## Begin

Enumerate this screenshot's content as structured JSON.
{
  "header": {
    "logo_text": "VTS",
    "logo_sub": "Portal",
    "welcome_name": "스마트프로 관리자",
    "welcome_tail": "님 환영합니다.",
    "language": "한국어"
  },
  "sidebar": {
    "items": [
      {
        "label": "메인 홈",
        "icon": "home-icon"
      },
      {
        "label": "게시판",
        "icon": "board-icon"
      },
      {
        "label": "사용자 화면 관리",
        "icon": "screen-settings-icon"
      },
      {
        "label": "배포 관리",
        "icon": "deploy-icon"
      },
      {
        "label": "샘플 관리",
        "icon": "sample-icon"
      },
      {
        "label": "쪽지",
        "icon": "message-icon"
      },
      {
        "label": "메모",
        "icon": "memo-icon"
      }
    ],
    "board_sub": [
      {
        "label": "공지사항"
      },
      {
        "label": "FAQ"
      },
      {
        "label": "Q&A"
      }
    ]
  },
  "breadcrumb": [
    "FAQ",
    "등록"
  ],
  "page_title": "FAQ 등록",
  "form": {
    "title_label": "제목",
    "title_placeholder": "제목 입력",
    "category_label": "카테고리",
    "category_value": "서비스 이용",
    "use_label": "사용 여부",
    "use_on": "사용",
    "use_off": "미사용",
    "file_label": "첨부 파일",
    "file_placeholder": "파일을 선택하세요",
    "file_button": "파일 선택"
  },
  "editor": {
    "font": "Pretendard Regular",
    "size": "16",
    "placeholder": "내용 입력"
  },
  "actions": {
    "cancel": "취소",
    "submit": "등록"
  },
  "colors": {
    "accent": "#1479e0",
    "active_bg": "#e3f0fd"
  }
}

## End

*Goal:*
The records above should be restated word for word, please.

*Solution:*
Enumerate this screenshot's content as structured JSON.
{
  "header": {
    "logo_text": "VTS",
    "logo_sub": "Portal",
    "welcome_name": "스마트프로 관리자",
    "welcome_tail": "님 환영합니다.",
    "language": "한국어"
  },
  "sidebar": {
    "items": [
      {
        "label": "메인 홈",
        "icon": "home-icon"
      },
      {
        "label": "게시판",
        "icon": "board-icon"
      },
      {
        "label": "사용자 화면 관리",
        "icon": "screen-settings-icon"
      },
      {
        "label": "배포 관리",
        "icon": "deploy-icon"
      },
      {
        "label": "샘플 관리",
        "icon": "sample-icon"
      },
      {
        "label": "쪽지",
        "icon": "message-icon"
      },
      {
        "label": "메모",
        "icon": "memo-icon"
      }
    ],
    "board_sub": [
      {
        "label": "공지사항"
      },
      {
        "label": "FAQ"
      },
      {
        "label": "Q&A"
      }
    ]
  },
  "breadcrumb": [
    "FAQ",
    "등록"
  ],
  "page_title": "FAQ 등록",
  "form": {
    "title_label": "제목",
    "title_placeholder": "제목 입력",
    "category_label": "카테고리",
    "category_value": "서비스 이용",
    "use_label": "사용 여부",
    "use_on": "사용",
    "use_off": "미사용",
    "file_label": "첨부 파일",
    "file_placeholder": "파일을 선택하세요",
    "file_button": "파일 선택"
  },
  "editor": {
    "font": "Pretendard Regular",
    "size": "16",
    "placeholder": "내용 입력"
  },
  "actions": {
    "cancel": "취소",
    "submit": "등록"
  },
  "colors": {
    "accent": "#1479e0",
    "active_bg": "#e3f0fd"
  }
}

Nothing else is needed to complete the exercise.